▸ **Your goal**: Copy every line of the entries below, word for word.

START

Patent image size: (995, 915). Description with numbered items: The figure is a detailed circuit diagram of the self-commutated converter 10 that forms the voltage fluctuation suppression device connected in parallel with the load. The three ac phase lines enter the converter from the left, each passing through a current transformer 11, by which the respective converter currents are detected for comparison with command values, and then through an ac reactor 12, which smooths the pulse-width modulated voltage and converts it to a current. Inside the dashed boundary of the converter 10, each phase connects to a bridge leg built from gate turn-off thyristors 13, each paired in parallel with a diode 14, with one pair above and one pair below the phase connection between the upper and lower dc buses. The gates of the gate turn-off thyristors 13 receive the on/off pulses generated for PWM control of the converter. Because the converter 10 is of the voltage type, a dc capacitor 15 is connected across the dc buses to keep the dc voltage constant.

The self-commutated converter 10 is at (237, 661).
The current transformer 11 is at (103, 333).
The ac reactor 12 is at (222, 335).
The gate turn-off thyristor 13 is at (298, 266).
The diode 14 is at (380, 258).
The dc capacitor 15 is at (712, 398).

END

▸ **Expected answer**:
Patent image size: (995, 915). Description with numbered items: The figure is a detailed circuit diagram of the self-commutated converter 10 that forms the voltage fluctuation suppression device connected in parallel with the load. The three ac phase lines enter the converter from the left, each passing through a current transformer 11, by which the respective converter currents are detected for comparison with command values, and then through an ac reactor 12, which smooths the pulse-width modulated voltage and converts it to a current. Inside the dashed boundary of the converter 10, each phase connects to a bridge leg built from gate turn-off thyristors 13, each paired in parallel with a diode 14, with one pair above and one pair below the phase connection between the upper and lower dc buses. The gates of the gate turn-off thyristors 13 receive the on/off pulses generated for PWM control of the converter. Because the converter 10 is of the voltage type, a dc capacitor 15 is connected across the dc buses to keep the dc voltage constant.

The self-commutated converter 10 is at (237, 661).
The current transformer 11 is at (103, 333).
The ac reactor 12 is at (222, 335).
The gate turn-off thyristor 13 is at (298, 266).
The diode 14 is at (380, 258).
The dc capacitor 15 is at (712, 398).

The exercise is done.